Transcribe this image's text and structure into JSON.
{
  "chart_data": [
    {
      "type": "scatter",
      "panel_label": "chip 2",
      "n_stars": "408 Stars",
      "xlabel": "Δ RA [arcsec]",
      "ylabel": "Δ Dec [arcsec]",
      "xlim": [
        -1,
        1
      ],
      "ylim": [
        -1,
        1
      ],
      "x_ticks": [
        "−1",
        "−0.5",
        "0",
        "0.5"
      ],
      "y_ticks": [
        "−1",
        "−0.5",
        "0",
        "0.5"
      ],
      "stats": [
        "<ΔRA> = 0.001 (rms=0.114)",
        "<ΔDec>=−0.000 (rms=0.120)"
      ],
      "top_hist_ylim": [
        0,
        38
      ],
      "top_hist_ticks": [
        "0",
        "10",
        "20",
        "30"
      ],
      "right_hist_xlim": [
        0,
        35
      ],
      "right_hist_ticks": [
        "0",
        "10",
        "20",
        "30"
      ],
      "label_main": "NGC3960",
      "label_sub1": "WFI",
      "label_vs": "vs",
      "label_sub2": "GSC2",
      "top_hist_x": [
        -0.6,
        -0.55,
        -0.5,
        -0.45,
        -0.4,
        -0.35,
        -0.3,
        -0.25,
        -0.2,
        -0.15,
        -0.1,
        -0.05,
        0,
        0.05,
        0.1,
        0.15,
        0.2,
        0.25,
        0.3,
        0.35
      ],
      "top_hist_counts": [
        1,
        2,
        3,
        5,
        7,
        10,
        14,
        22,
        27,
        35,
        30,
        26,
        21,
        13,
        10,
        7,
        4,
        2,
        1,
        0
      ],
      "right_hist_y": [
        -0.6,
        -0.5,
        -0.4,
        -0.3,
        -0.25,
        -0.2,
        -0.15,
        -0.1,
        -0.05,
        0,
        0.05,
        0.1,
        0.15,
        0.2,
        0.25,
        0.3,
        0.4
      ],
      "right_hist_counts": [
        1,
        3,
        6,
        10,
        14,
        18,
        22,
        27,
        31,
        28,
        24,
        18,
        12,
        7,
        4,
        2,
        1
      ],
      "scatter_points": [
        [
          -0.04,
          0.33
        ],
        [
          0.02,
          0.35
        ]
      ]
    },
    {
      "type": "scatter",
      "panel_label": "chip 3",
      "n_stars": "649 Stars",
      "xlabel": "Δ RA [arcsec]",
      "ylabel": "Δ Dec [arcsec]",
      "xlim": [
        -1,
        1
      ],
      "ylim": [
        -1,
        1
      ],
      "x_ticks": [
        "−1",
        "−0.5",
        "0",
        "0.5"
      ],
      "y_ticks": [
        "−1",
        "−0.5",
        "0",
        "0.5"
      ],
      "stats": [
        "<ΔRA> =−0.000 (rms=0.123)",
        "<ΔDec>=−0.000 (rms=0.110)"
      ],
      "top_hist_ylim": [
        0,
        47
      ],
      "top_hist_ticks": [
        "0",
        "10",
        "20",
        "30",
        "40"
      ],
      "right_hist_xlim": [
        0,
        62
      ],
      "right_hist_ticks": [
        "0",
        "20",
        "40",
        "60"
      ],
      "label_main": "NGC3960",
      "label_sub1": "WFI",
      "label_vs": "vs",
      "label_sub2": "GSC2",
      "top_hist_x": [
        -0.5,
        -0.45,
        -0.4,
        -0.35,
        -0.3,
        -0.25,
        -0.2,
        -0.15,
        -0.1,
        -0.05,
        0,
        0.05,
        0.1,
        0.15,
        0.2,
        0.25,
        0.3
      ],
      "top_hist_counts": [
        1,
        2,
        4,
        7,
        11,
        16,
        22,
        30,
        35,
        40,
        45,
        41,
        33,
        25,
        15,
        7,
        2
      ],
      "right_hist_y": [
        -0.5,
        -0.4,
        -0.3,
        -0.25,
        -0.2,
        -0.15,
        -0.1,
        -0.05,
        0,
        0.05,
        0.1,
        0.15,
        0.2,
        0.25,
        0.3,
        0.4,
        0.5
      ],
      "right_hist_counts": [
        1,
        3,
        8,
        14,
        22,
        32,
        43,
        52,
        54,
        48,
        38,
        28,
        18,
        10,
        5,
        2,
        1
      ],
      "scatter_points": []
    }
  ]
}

- [Set task]:
Please output the complete data exactly.

- [Result of the exercise]:
Transcribe this image's text and structure into JSON.
{
  "chart_data": [
    {
      "type": "scatter",
      "panel_label": "chip 2",
      "n_stars": "408 Stars",
      "xlabel": "Δ RA [arcsec]",
      "ylabel": "Δ Dec [arcsec]",
      "xlim": [
        -1,
        1
      ],
      "ylim": [
        -1,
        1
      ],
      "x_ticks": [
        "−1",
        "−0.5",
        "0",
        "0.5"
      ],
      "y_ticks": [
        "−1",
        "−0.5",
        "0",
        "0.5"
      ],
      "stats": [
        "<ΔRA> = 0.001 (rms=0.114)",
        "<ΔDec>=−0.000 (rms=0.120)"
      ],
      "top_hist_ylim": [
        0,
        38
      ],
      "top_hist_ticks": [
        "0",
        "10",
        "20",
        "30"
      ],
      "right_hist_xlim": [
        0,
        35
      ],
      "right_hist_ticks": [
        "0",
        "10",
        "20",
        "30"
      ],
      "label_main": "NGC3960",
      "label_sub1": "WFI",
      "label_vs": "vs",
      "label_sub2": "GSC2",
      "top_hist_x": [
        -0.6,
        -0.55,
        -0.5,
        -0.45,
        -0.4,
        -0.35,
        -0.3,
        -0.25,
        -0.2,
        -0.15,
        -0.1,
        -0.05,
        0,
        0.05,
        0.1,
        0.15,
        0.2,
        0.25,
        0.3,
        0.35
      ],
      "top_hist_counts": [
        1,
        2,
        3,
        5,
        7,
        10,
        14,
        22,
        27,
        35,
        30,
        26,
        21,
        13,
        10,
        7,
        4,
        2,
        1,
        0
      ],
      "right_hist_y": [
        -0.6,
        -0.5,
        -0.4,
        -0.3,
        -0.25,
        -0.2,
        -0.15,
        -0.1,
        -0.05,
        0,
        0.05,
        0.1,
        0.15,
        0.2,
        0.25,
        0.3,
        0.4
      ],
      "right_hist_counts": [
        1,
        3,
        6,
        10,
        14,
        18,
        22,
        27,
        31,
        28,
        24,
        18,
        12,
        7,
        4,
        2,
        1
      ],
      "scatter_points": [
        [
          -0.04,
          0.33
        ],
        [
          0.02,
          0.35
        ]
      ]
    },
    {
      "type": "scatter",
      "panel_label": "chip 3",
      "n_stars": "649 Stars",
      "xlabel": "Δ RA [arcsec]",
      "ylabel": "Δ Dec [arcsec]",
      "xlim": [
        -1,
        1
      ],
      "ylim": [
        -1,
        1
      ],
      "x_ticks": [
        "−1",
        "−0.5",
        "0",
        "0.5"
      ],
      "y_ticks": [
        "−1",
        "−0.5",
        "0",
        "0.5"
      ],
      "stats": [
        "<ΔRA> =−0.000 (rms=0.123)",
        "<ΔDec>=−0.000 (rms=0.110)"
      ],
      "top_hist_ylim": [
        0,
        47
      ],
      "top_hist_ticks": [
        "0",
        "10",
        "20",
        "30",
        "40"
      ],
      "right_hist_xlim": [
        0,
        62
      ],
      "right_hist_ticks": [
        "0",
        "20",
        "40",
        "60"
      ],
      "label_main": "NGC3960",
      "label_sub1": "WFI",
      "label_vs": "vs",
      "label_sub2": "GSC2",
      "top_hist_x": [
        -0.5,
        -0.45,
        -0.4,
        -0.35,
        -0.3,
        -0.25,
        -0.2,
        -0.15,
        -0.1,
        -0.05,
        0,
        0.05,
        0.1,
        0.15,
        0.2,
        0.25,
        0.3
      ],
      "top_hist_counts": [
        1,
        2,
        4,
        7,
        11,
        16,
        22,
        30,
        35,
        40,
        45,
        41,
        33,
        25,
        15,
        7,
        2
      ],
      "right_hist_y": [
        -0.5,
        -0.4,
        -0.3,
        -0.25,
        -0.2,
        -0.15,
        -0.1,
        -0.05,
        0,
        0.05,
        0.1,
        0.15,
        0.2,
        0.25,
        0.3,
        0.4,
        0.5
      ],
      "right_hist_counts": [
        1,
        3,
        8,
        14,
        22,
        32,
        43,
        52,
        54,
        48,
        38,
        28,
        18,
        10,
        5,
        2,
        1
      ],
      "scatter_points": []
    }
  ]
}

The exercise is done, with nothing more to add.